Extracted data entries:
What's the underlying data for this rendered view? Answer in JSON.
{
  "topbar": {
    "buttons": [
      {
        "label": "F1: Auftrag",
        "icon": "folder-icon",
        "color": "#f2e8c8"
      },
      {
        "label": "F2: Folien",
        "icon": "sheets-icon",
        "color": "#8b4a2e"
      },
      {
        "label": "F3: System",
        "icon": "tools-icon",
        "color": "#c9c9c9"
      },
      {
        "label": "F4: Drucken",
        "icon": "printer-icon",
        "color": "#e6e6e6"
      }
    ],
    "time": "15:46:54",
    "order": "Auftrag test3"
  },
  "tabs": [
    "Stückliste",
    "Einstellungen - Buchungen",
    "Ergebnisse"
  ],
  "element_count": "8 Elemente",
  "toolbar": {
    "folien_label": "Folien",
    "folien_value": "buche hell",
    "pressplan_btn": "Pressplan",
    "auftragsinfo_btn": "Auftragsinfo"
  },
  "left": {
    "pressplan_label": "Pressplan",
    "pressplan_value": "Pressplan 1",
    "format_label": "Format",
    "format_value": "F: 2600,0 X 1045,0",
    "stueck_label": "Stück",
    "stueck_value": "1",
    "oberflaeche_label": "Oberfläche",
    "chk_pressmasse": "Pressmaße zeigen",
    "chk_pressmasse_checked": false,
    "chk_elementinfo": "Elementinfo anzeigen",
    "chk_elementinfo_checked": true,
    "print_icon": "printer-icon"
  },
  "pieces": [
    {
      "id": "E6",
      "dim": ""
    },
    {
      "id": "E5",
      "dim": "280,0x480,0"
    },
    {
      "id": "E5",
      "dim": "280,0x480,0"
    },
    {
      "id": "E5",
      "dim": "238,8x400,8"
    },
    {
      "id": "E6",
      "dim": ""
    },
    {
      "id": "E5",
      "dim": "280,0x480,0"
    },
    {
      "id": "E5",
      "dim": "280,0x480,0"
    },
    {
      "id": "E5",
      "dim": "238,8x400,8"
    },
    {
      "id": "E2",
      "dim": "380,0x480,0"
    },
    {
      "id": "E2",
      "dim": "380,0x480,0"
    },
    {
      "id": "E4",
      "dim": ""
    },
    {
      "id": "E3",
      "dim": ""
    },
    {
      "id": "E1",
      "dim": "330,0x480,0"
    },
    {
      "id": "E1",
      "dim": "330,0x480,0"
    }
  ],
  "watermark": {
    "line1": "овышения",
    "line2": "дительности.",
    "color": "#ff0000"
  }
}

### THE REQUEST:
Copy out all of the data exactly, leaving nothing out.

### WRITTEN SOLUTION:
What's the underlying data for this rendered view? Answer in JSON.
{
  "topbar": {
    "buttons": [
      {
        "label": "F1: Auftrag",
        "icon": "folder-icon",
        "color": "#f2e8c8"
      },
      {
        "label": "F2: Folien",
        "icon": "sheets-icon",
        "color": "#8b4a2e"
      },
      {
        "label": "F3: System",
        "icon": "tools-icon",
        "color": "#c9c9c9"
      },
      {
        "label": "F4: Drucken",
        "icon": "printer-icon",
        "color": "#e6e6e6"
      }
    ],
    "time": "15:46:54",
    "order": "Auftrag test3"
  },
  "tabs": [
    "Stückliste",
    "Einstellungen - Buchungen",
    "Ergebnisse"
  ],
  "element_count": "8 Elemente",
  "toolbar": {
    "folien_label": "Folien",
    "folien_value": "buche hell",
    "pressplan_btn": "Pressplan",
    "auftragsinfo_btn": "Auftragsinfo"
  },
  "left": {
    "pressplan_label": "Pressplan",
    "pressplan_value": "Pressplan 1",
    "format_label": "Format",
    "format_value": "F: 2600,0 X 1045,0",
    "stueck_label": "Stück",
    "stueck_value": "1",
    "oberflaeche_label": "Oberfläche",
    "chk_pressmasse": "Pressmaße zeigen",
    "chk_pressmasse_checked": false,
    "chk_elementinfo": "Elementinfo anzeigen",
    "chk_elementinfo_checked": true,
    "print_icon": "printer-icon"
  },
  "pieces": [
    {
      "id": "E6",
      "dim": ""
    },
    {
      "id": "E5",
      "dim": "280,0x480,0"
    },
    {
      "id": "E5",
      "dim": "280,0x480,0"
    },
    {
      "id": "E5",
      "dim": "238,8x400,8"
    },
    {
      "id": "E6",
      "dim": ""
    },
    {
      "id": "E5",
      "dim": "280,0x480,0"
    },
    {
      "id": "E5",
      "dim": "280,0x480,0"
    },
    {
      "id": "E5",
      "dim": "238,8x400,8"
    },
    {
      "id": "E2",
      "dim": "380,0x480,0"
    },
    {
      "id": "E2",
      "dim": "380,0x480,0"
    },
    {
      "id": "E4",
      "dim": ""
    },
    {
      "id": "E3",
      "dim": ""
    },
    {
      "id": "E1",
      "dim": "330,0x480,0"
    },
    {
      "id": "E1",
      "dim": "330,0x480,0"
    }
  ],
  "watermark": {
    "line1": "овышения",
    "line2": "дительности.",
    "color": "#ff0000"
  }
}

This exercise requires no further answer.